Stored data
━━━━━━━━━━━━━━━━━━━━
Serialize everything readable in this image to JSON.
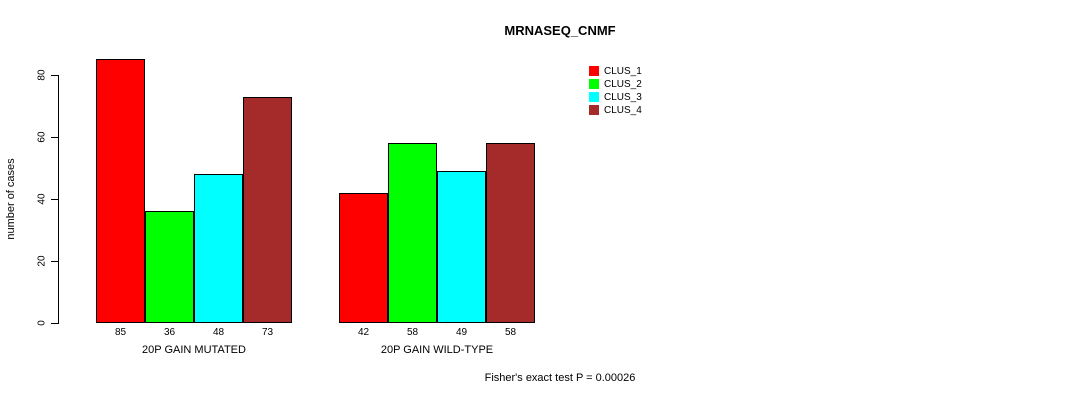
{
  "title": "MRNASEQ_CNMF",
  "footer": {
    "annotation": "Fisher's exact test P = 0.00026"
  },
  "colors": {
    "clus_1": "#FF0000",
    "clus_2": "#00FF00",
    "clus_3": "#00FFFF",
    "clus_4": "#A52A2A",
    "axis": "#000000",
    "background": "#FFFFFF"
  },
  "legend": {
    "position": "top-right",
    "entries": [
      {
        "label": "CLUS_1",
        "color": "#FF0000"
      },
      {
        "label": "CLUS_2",
        "color": "#00FF00"
      },
      {
        "label": "CLUS_3",
        "color": "#00FFFF"
      },
      {
        "label": "CLUS_4",
        "color": "#A52A2A"
      }
    ]
  },
  "chart_data": {
    "type": "bar",
    "title": "MRNASEQ_CNMF",
    "xlabel": "",
    "ylabel": "number of cases",
    "ylim": [
      0,
      85
    ],
    "yticks": [
      0,
      20,
      40,
      60,
      80
    ],
    "grid": false,
    "bar_value_labels": true,
    "legend_position": "top-right",
    "categories": [
      "20P GAIN MUTATED",
      "20P GAIN WILD-TYPE"
    ],
    "series": [
      {
        "name": "CLUS_1",
        "color": "#FF0000",
        "values": [
          85,
          42
        ]
      },
      {
        "name": "CLUS_2",
        "color": "#00FF00",
        "values": [
          36,
          58
        ]
      },
      {
        "name": "CLUS_3",
        "color": "#00FFFF",
        "values": [
          48,
          49
        ]
      },
      {
        "name": "CLUS_4",
        "color": "#A52A2A",
        "values": [
          73,
          58
        ]
      }
    ],
    "annotation": "Fisher's exact test P = 0.00026"
  }
}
━━━━━━━━━━━━━━━━━━━━
--- Instructions to follow ---
Every line above is to be duplicated exactly; no picture should be carried over.

--- Exercise answer ---
Serialize everything readable in this image to JSON.
{
  "title": "MRNASEQ_CNMF",
  "footer": {
    "annotation": "Fisher's exact test P = 0.00026"
  },
  "colors": {
    "clus_1": "#FF0000",
    "clus_2": "#00FF00",
    "clus_3": "#00FFFF",
    "clus_4": "#A52A2A",
    "axis": "#000000",
    "background": "#FFFFFF"
  },
  "legend": {
    "position": "top-right",
    "entries": [
      {
        "label": "CLUS_1",
        "color": "#FF0000"
      },
      {
        "label": "CLUS_2",
        "color": "#00FF00"
      },
      {
        "label": "CLUS_3",
        "color": "#00FFFF"
      },
      {
        "label": "CLUS_4",
        "color": "#A52A2A"
      }
    ]
  },
  "chart_data": {
    "type": "bar",
    "title": "MRNASEQ_CNMF",
    "xlabel": "",
    "ylabel": "number of cases",
    "ylim": [
      0,
      85
    ],
    "yticks": [
      0,
      20,
      40,
      60,
      80
    ],
    "grid": false,
    "bar_value_labels": true,
    "legend_position": "top-right",
    "categories": [
      "20P GAIN MUTATED",
      "20P GAIN WILD-TYPE"
    ],
    "series": [
      {
        "name": "CLUS_1",
        "color": "#FF0000",
        "values": [
          85,
          42
        ]
      },
      {
        "name": "CLUS_2",
        "color": "#00FF00",
        "values": [
          36,
          58
        ]
      },
      {
        "name": "CLUS_3",
        "color": "#00FFFF",
        "values": [
          48,
          49
        ]
      },
      {
        "name": "CLUS_4",
        "color": "#A52A2A",
        "values": [
          73,
          58
        ]
      }
    ],
    "annotation": "Fisher's exact test P = 0.00026"
  }
}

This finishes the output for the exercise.